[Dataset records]
'''

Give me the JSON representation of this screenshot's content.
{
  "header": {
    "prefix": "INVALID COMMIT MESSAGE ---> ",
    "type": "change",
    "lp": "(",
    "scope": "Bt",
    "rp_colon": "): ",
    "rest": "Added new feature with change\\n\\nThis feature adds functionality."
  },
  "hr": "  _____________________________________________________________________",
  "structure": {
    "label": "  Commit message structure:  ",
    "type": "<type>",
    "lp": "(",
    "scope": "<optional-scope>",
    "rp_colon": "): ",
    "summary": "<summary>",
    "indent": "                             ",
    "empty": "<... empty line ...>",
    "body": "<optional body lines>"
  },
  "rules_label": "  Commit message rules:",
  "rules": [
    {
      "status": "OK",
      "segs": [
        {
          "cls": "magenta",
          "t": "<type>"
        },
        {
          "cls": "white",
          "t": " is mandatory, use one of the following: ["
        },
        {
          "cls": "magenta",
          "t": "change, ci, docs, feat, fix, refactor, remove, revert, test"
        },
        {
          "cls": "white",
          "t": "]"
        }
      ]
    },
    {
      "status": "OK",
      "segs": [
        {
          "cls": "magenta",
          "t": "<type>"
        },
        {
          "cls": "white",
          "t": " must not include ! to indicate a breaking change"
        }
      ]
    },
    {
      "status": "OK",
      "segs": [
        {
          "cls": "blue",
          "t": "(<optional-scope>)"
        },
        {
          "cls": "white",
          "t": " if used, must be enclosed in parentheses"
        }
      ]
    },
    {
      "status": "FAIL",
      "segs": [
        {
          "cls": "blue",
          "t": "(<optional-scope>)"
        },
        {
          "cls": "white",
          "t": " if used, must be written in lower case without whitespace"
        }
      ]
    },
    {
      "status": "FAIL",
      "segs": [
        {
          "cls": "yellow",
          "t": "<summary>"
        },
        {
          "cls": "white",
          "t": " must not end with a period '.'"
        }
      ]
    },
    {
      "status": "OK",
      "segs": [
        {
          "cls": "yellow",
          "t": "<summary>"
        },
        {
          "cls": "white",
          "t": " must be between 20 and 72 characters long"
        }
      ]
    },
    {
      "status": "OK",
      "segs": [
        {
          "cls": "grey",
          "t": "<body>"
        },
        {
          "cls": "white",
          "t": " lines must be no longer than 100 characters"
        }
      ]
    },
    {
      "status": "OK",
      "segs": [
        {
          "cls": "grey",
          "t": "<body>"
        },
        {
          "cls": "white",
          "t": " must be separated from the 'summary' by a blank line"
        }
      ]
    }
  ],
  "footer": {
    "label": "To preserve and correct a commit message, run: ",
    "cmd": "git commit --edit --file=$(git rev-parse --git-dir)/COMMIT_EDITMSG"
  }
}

'''

Reproduce the material above without altering a single character.

Give me the JSON representation of this screenshot's content.
{
  "header": {
    "prefix": "INVALID COMMIT MESSAGE ---> ",
    "type": "change",
    "lp": "(",
    "scope": "Bt",
    "rp_colon": "): ",
    "rest": "Added new feature with change\\n\\nThis feature adds functionality."
  },
  "hr": "  _____________________________________________________________________",
  "structure": {
    "label": "  Commit message structure:  ",
    "type": "<type>",
    "lp": "(",
    "scope": "<optional-scope>",
    "rp_colon": "): ",
    "summary": "<summary>",
    "indent": "                             ",
    "empty": "<... empty line ...>",
    "body": "<optional body lines>"
  },
  "rules_label": "  Commit message rules:",
  "rules": [
    {
      "status": "OK",
      "segs": [
        {
          "cls": "magenta",
          "t": "<type>"
        },
        {
          "cls": "white",
          "t": " is mandatory, use one of the following: ["
        },
        {
          "cls": "magenta",
          "t": "change, ci, docs, feat, fix, refactor, remove, revert, test"
        },
        {
          "cls": "white",
          "t": "]"
        }
      ]
    },
    {
      "status": "OK",
      "segs": [
        {
          "cls": "magenta",
          "t": "<type>"
        },
        {
          "cls": "white",
          "t": " must not include ! to indicate a breaking change"
        }
      ]
    },
    {
      "status": "OK",
      "segs": [
        {
          "cls": "blue",
          "t": "(<optional-scope>)"
        },
        {
          "cls": "white",
          "t": " if used, must be enclosed in parentheses"
        }
      ]
    },
    {
      "status": "FAIL",
      "segs": [
        {
          "cls": "blue",
          "t": "(<optional-scope>)"
        },
        {
          "cls": "white",
          "t": " if used, must be written in lower case without whitespace"
        }
      ]
    },
    {
      "status": "FAIL",
      "segs": [
        {
          "cls": "yellow",
          "t": "<summary>"
        },
        {
          "cls": "white",
          "t": " must not end with a period '.'"
        }
      ]
    },
    {
      "status": "OK",
      "segs": [
        {
          "cls": "yellow",
          "t": "<summary>"
        },
        {
          "cls": "white",
          "t": " must be between 20 and 72 characters long"
        }
      ]
    },
    {
      "status": "OK",
      "segs": [
        {
          "cls": "grey",
          "t": "<body>"
        },
        {
          "cls": "white",
          "t": " lines must be no longer than 100 characters"
        }
      ]
    },
    {
      "status": "OK",
      "segs": [
        {
          "cls": "grey",
          "t": "<body>"
        },
        {
          "cls": "white",
          "t": " must be separated from the 'summary' by a blank line"
        }
      ]
    }
  ],
  "footer": {
    "label": "To preserve and correct a commit message, run: ",
    "cmd": "git commit --edit --file=$(git rev-parse --git-dir)/COMMIT_EDITMSG"
  }
}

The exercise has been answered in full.